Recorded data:

+--

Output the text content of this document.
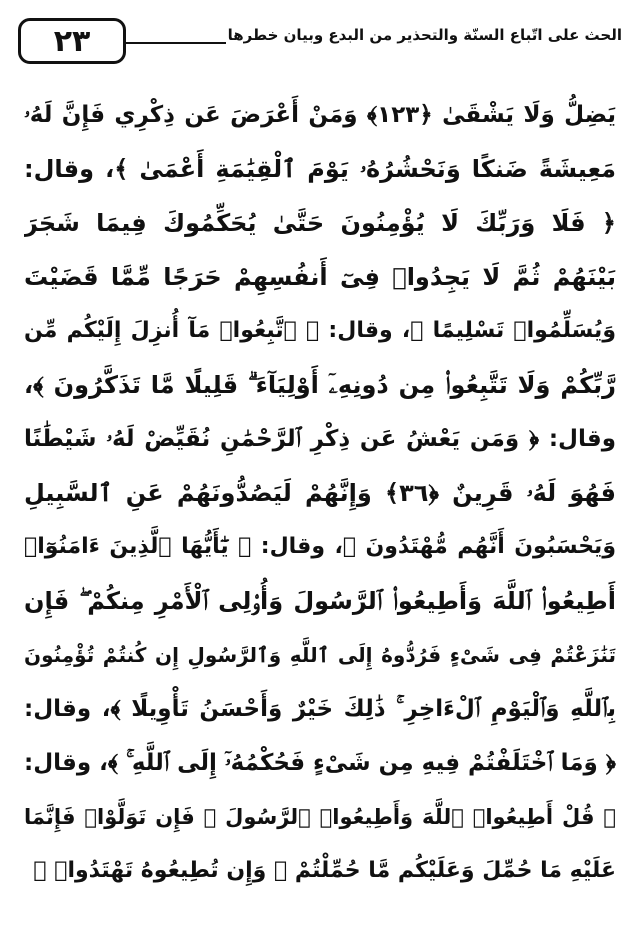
٢٣	الحث على اتّباع السنّة والتحذير من البدع وبيان خطرها
يَضِلُّ وَلَا يَشْقَىٰ ﴿١٢٣﴾ وَمَنْ أَعْرَضَ عَن ذِكْرِي فَإِنَّ لَهُۥ
مَعِيشَةً ضَنكًا وَنَحْشُرُهُۥ يَوْمَ ٱلْقِيَٰمَةِ أَعْمَىٰ ﴾، وقال:
﴿ فَلَا وَرَبِّكَ لَا يُؤْمِنُونَ حَتَّىٰ يُحَكِّمُوكَ فِيمَا شَجَرَ
بَيْنَهُمْ ثُمَّ لَا يَجِدُوا۟ فِىٓ أَنفُسِهِمْ حَرَجًا مِّمَّا قَضَيْتَ
وَيُسَلِّمُوا۟ تَسْلِيمًا ﴾، وقال: ﴿ ٱتَّبِعُوا۟ مَآ أُنزِلَ إِلَيْكُم مِّن
رَّبِّكُمْ وَلَا تَتَّبِعُوا۟ مِن دُونِهِۦٓ أَوْلِيَآءَ ۗ قَلِيلًا مَّا تَذَكَّرُونَ ﴾،
وقال: ﴿ وَمَن يَعْشُ عَن ذِكْرِ ٱلرَّحْمَٰنِ نُقَيِّضْ لَهُۥ شَيْطَٰنًا
فَهُوَ لَهُۥ قَرِينٌ ﴿٣٦﴾ وَإِنَّهُمْ لَيَصُدُّونَهُمْ عَنِ ٱلسَّبِيلِ
وَيَحْسَبُونَ أَنَّهُم مُّهْتَدُونَ ﴾، وقال: ﴿ يَٰٓأَيُّهَا ٱلَّذِينَ ءَامَنُوٓا۟
أَطِيعُوا۟ ٱللَّهَ وَأَطِيعُوا۟ ٱلرَّسُولَ وَأُو۟لِى ٱلْأَمْرِ مِنكُمْ ۖ فَإِن
تَنَٰزَعْتُمْ فِى شَىْءٍ فَرُدُّوهُ إِلَى ٱللَّهِ وَٱلرَّسُولِ إِن كُنتُمْ تُؤْمِنُونَ
بِٱللَّهِ وَٱلْيَوْمِ ٱلْءَاخِرِ ۚ ذَٰلِكَ خَيْرٌ وَأَحْسَنُ تَأْوِيلًا ﴾، وقال:
﴿ وَمَا ٱخْتَلَفْتُمْ فِيهِ مِن شَىْءٍ فَحُكْمُهُۥٓ إِلَى ٱللَّهِ ۚ ﴾، وقال:
﴿ قُلْ أَطِيعُوا۟ ٱللَّهَ وَأَطِيعُوا۟ ٱلرَّسُولَ ۖ فَإِن تَوَلَّوْا۟ فَإِنَّمَا
عَلَيْهِ مَا حُمِّلَ وَعَلَيْكُم مَّا حُمِّلْتُمْ ۖ وَإِن تُطِيعُوهُ تَهْتَدُوا۟ ۚ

+--

● WORK TO COMPLETE: Transcribe the listing in full and omit the pictures.

● REPLY TO THE TASK:
Output the text content of this document.
٢٣	الحث على اتّباع السنّة والتحذير من البدع وبيان خطرها
يَضِلُّ وَلَا يَشْقَىٰ ﴿١٢٣﴾ وَمَنْ أَعْرَضَ عَن ذِكْرِي فَإِنَّ لَهُۥ
مَعِيشَةً ضَنكًا وَنَحْشُرُهُۥ يَوْمَ ٱلْقِيَٰمَةِ أَعْمَىٰ ﴾، وقال:
﴿ فَلَا وَرَبِّكَ لَا يُؤْمِنُونَ حَتَّىٰ يُحَكِّمُوكَ فِيمَا شَجَرَ
بَيْنَهُمْ ثُمَّ لَا يَجِدُوا۟ فِىٓ أَنفُسِهِمْ حَرَجًا مِّمَّا قَضَيْتَ
وَيُسَلِّمُوا۟ تَسْلِيمًا ﴾، وقال: ﴿ ٱتَّبِعُوا۟ مَآ أُنزِلَ إِلَيْكُم مِّن
رَّبِّكُمْ وَلَا تَتَّبِعُوا۟ مِن دُونِهِۦٓ أَوْلِيَآءَ ۗ قَلِيلًا مَّا تَذَكَّرُونَ ﴾،
وقال: ﴿ وَمَن يَعْشُ عَن ذِكْرِ ٱلرَّحْمَٰنِ نُقَيِّضْ لَهُۥ شَيْطَٰنًا
فَهُوَ لَهُۥ قَرِينٌ ﴿٣٦﴾ وَإِنَّهُمْ لَيَصُدُّونَهُمْ عَنِ ٱلسَّبِيلِ
وَيَحْسَبُونَ أَنَّهُم مُّهْتَدُونَ ﴾، وقال: ﴿ يَٰٓأَيُّهَا ٱلَّذِينَ ءَامَنُوٓا۟
أَطِيعُوا۟ ٱللَّهَ وَأَطِيعُوا۟ ٱلرَّسُولَ وَأُو۟لِى ٱلْأَمْرِ مِنكُمْ ۖ فَإِن
تَنَٰزَعْتُمْ فِى شَىْءٍ فَرُدُّوهُ إِلَى ٱللَّهِ وَٱلرَّسُولِ إِن كُنتُمْ تُؤْمِنُونَ
بِٱللَّهِ وَٱلْيَوْمِ ٱلْءَاخِرِ ۚ ذَٰلِكَ خَيْرٌ وَأَحْسَنُ تَأْوِيلًا ﴾، وقال:
﴿ وَمَا ٱخْتَلَفْتُمْ فِيهِ مِن شَىْءٍ فَحُكْمُهُۥٓ إِلَى ٱللَّهِ ۚ ﴾، وقال:
﴿ قُلْ أَطِيعُوا۟ ٱللَّهَ وَأَطِيعُوا۟ ٱلرَّسُولَ ۖ فَإِن تَوَلَّوْا۟ فَإِنَّمَا
عَلَيْهِ مَا حُمِّلَ وَعَلَيْكُم مَّا حُمِّلْتُمْ ۖ وَإِن تُطِيعُوهُ تَهْتَدُوا۟ ۚ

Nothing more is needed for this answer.